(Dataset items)
※ ※ ※

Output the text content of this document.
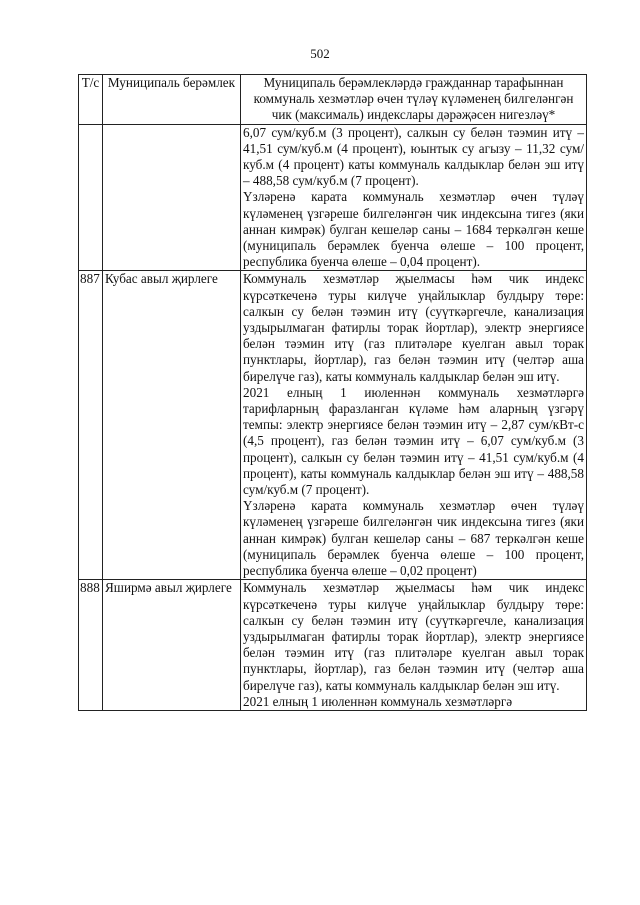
502
Т/с	Муниципаль берәмлек	Муниципаль берәмлекләрдә гражданнар тарафыннан коммуналь хезмәтләр өчен түләү күләменең билгеләнгән чик (максималь) индекслары дәрәҗәсен нигезләү*

		6,07 сум/куб.м (3 процент), салкын су белән тәэмин итү – 41,51 сум/куб.м (4 процент), юынтык су агызу – 11,32 сум/куб.м (4 процент) каты коммуналь калдыклар белән эш итү – 488,58 сум/куб.м (7 процент).

Үзләренә карата коммуналь хезмәтләр өчен түләү күләменең үзгәреше билгеләнгән чик индексына тигез (яки аннан кимрәк) булган кешеләр саны – 1684 теркәлгән кеше (муниципаль берәмлек буенча өлеше – 100 процент, республика буенча өлеше – 0,04 процент).

887	Кубас авыл җирлеге	Коммуналь хезмәтләр җыелмасы һәм чик индекс күрсәткеченә туры килүче уңайлыклар булдыру төре: салкын су белән тәэмин итү (суүткәргечле, канализация уздырылмаган фатирлы торак йортлар), электр энергиясе белән тәэмин итү (газ плитәләре куелган авыл торак пунктлары, йортлар), газ белән тәэмин итү (челтәр аша бирелүче газ), каты коммуналь калдыклар белән эш итү.

2021 елның 1 июленнән коммуналь хезмәтләргә тарифларның фаразланган күләме һәм аларның үзгәрү темпы: электр энергиясе белән тәэмин итү – 2,87 сум/кВт-с (4,5 процент), газ белән тәэмин итү – 6,07 сум/куб.м (3 процент), салкын су белән тәэмин итү – 41,51 сум/куб.м (4 процент), каты коммуналь калдыклар белән эш итү – 488,58 сум/куб.м (7 процент).

Үзләренә карата коммуналь хезмәтләр өчен түләү күләменең үзгәреше билгеләнгән чик индексына тигез (яки аннан кимрәк) булган кешеләр саны – 687 теркәлгән кеше (муниципаль берәмлек буенча өлеше – 100 процент, республика буенча өлеше – 0,02 процент)

888	Яширмә авыл җирлеге	Коммуналь хезмәтләр җыелмасы һәм чик индекс күрсәткеченә туры килүче уңайлыклар булдыру төре: салкын су белән тәэмин итү (суүткәргечле, канализация уздырылмаган фатирлы торак йортлар), электр энергиясе белән тәэмин итү (газ плитәләре куелган авыл торак пунктлары, йортлар), газ белән тәэмин итү (челтәр аша бирелүче газ), каты коммуналь калдыклар белән эш итү.

2021 елның 1 июленнән коммуналь хезмәтләргә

※ ※ ※

What you are asked to do: Please write out all of the material above without changing a word, and omit any pictures.

Completed exercise:
Output the text content of this document.
502
Т/с	Муниципаль берәмлек	Муниципаль берәмлекләрдә гражданнар тарафыннан коммуналь хезмәтләр өчен түләү күләменең билгеләнгән чик (максималь) индекслары дәрәҗәсен нигезләү*

		6,07 сум/куб.м (3 процент), салкын су белән тәэмин итү – 41,51 сум/куб.м (4 процент), юынтык су агызу – 11,32 сум/куб.м (4 процент) каты коммуналь калдыклар белән эш итү – 488,58 сум/куб.м (7 процент).

Үзләренә карата коммуналь хезмәтләр өчен түләү күләменең үзгәреше билгеләнгән чик индексына тигез (яки аннан кимрәк) булган кешеләр саны – 1684 теркәлгән кеше (муниципаль берәмлек буенча өлеше – 100 процент, республика буенча өлеше – 0,04 процент).

887	Кубас авыл җирлеге	Коммуналь хезмәтләр җыелмасы һәм чик индекс күрсәткеченә туры килүче уңайлыклар булдыру төре: салкын су белән тәэмин итү (суүткәргечле, канализация уздырылмаган фатирлы торак йортлар), электр энергиясе белән тәэмин итү (газ плитәләре куелган авыл торак пунктлары, йортлар), газ белән тәэмин итү (челтәр аша бирелүче газ), каты коммуналь калдыклар белән эш итү.

2021 елның 1 июленнән коммуналь хезмәтләргә тарифларның фаразланган күләме һәм аларның үзгәрү темпы: электр энергиясе белән тәэмин итү – 2,87 сум/кВт-с (4,5 процент), газ белән тәэмин итү – 6,07 сум/куб.м (3 процент), салкын су белән тәэмин итү – 41,51 сум/куб.м (4 процент), каты коммуналь калдыклар белән эш итү – 488,58 сум/куб.м (7 процент).

Үзләренә карата коммуналь хезмәтләр өчен түләү күләменең үзгәреше билгеләнгән чик индексына тигез (яки аннан кимрәк) булган кешеләр саны – 687 теркәлгән кеше (муниципаль берәмлек буенча өлеше – 100 процент, республика буенча өлеше – 0,02 процент)

888	Яширмә авыл җирлеге	Коммуналь хезмәтләр җыелмасы һәм чик индекс күрсәткеченә туры килүче уңайлыклар булдыру төре: салкын су белән тәэмин итү (суүткәргечле, канализация уздырылмаган фатирлы торак йортлар), электр энергиясе белән тәэмин итү (газ плитәләре куелган авыл торак пунктлары, йортлар), газ белән тәэмин итү (челтәр аша бирелүче газ), каты коммуналь калдыклар белән эш итү.

2021 елның 1 июленнән коммуналь хезмәтләргә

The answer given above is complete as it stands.